Records provided:
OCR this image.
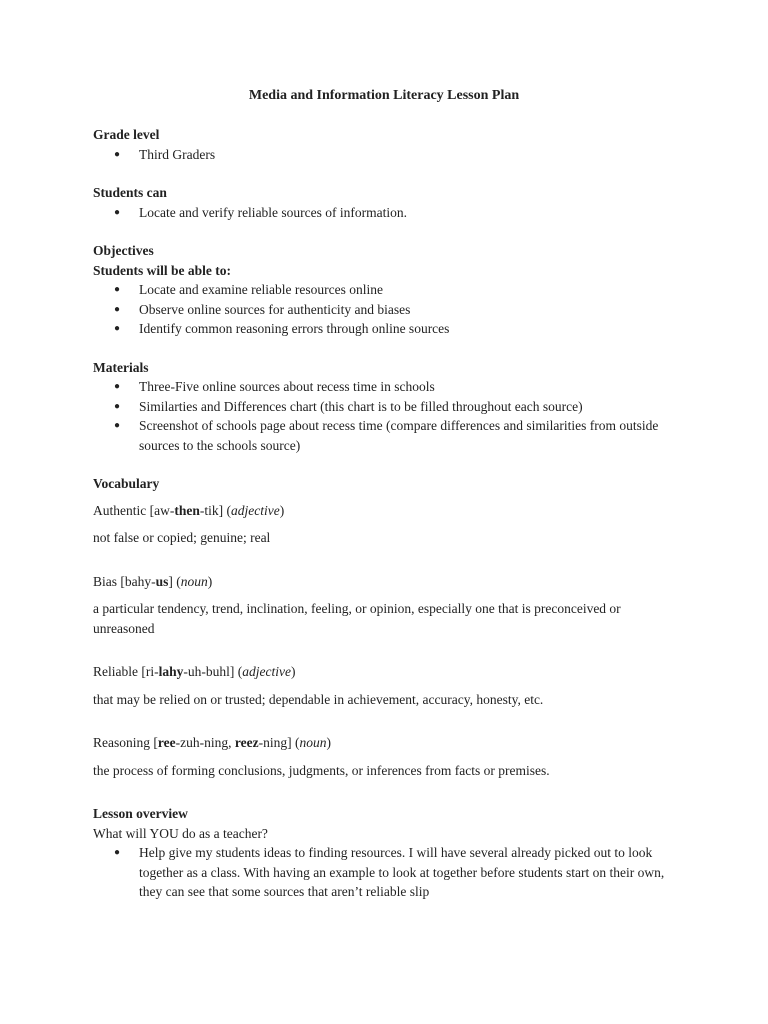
Media and Information Literacy Lesson Plan
Grade level
● Third Graders
Students can
● Locate and verify reliable sources of information.
Objectives
Students will be able to:
● Locate and examine reliable resources online
● Observe online sources for authenticity and biases
● Identify common reasoning errors through online sources
Materials
● Three-Five online sources about recess time in schools
● Similarties and Differences chart (this chart is to be filled throughout each source)
● Screenshot of schools page about recess time (compare differences and similarities from outside sources to the schools source)
Vocabulary
Authentic [aw-then-tik] (adjective)
not false or copied; genuine; real
Bias [bahy-us] (noun)
a particular tendency, trend, inclination, feeling, or opinion, especially one that is preconceived or unreasoned
Reliable [ri-lahy-uh-buhl] (adjective)
that may be relied on or trusted; dependable in achievement, accuracy, honesty, etc.
Reasoning [ree-zuh-ning, reez-ning] (noun)
the process of forming conclusions, judgments, or inferences from facts or premises.
Lesson overview
What will YOU do as a teacher?
● Help give my students ideas to finding resources. I will have several already picked out to look together as a class. With having an example to look at together before students start on their own, they can see that some sources that aren’t reliable slip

Your task: Quote the records above in full, dropping each picture.

Written answer:
OCR this image.
Media and Information Literacy Lesson Plan
Grade level
● Third Graders
Students can
● Locate and verify reliable sources of information.
Objectives
Students will be able to:
● Locate and examine reliable resources online
● Observe online sources for authenticity and biases
● Identify common reasoning errors through online sources
Materials
● Three-Five online sources about recess time in schools
● Similarties and Differences chart (this chart is to be filled throughout each source)
● Screenshot of schools page about recess time (compare differences and similarities from outside sources to the schools source)
Vocabulary
Authentic [aw-then-tik] (adjective)
not false or copied; genuine; real
Bias [bahy-us] (noun)
a particular tendency, trend, inclination, feeling, or opinion, especially one that is preconceived or unreasoned
Reliable [ri-lahy-uh-buhl] (adjective)
that may be relied on or trusted; dependable in achievement, accuracy, honesty, etc.
Reasoning [ree-zuh-ning, reez-ning] (noun)
the process of forming conclusions, judgments, or inferences from facts or premises.
Lesson overview
What will YOU do as a teacher?
● Help give my students ideas to finding resources. I will have several already picked out to look together as a class. With having an example to look at together before students start on their own, they can see that some sources that aren’t reliable slip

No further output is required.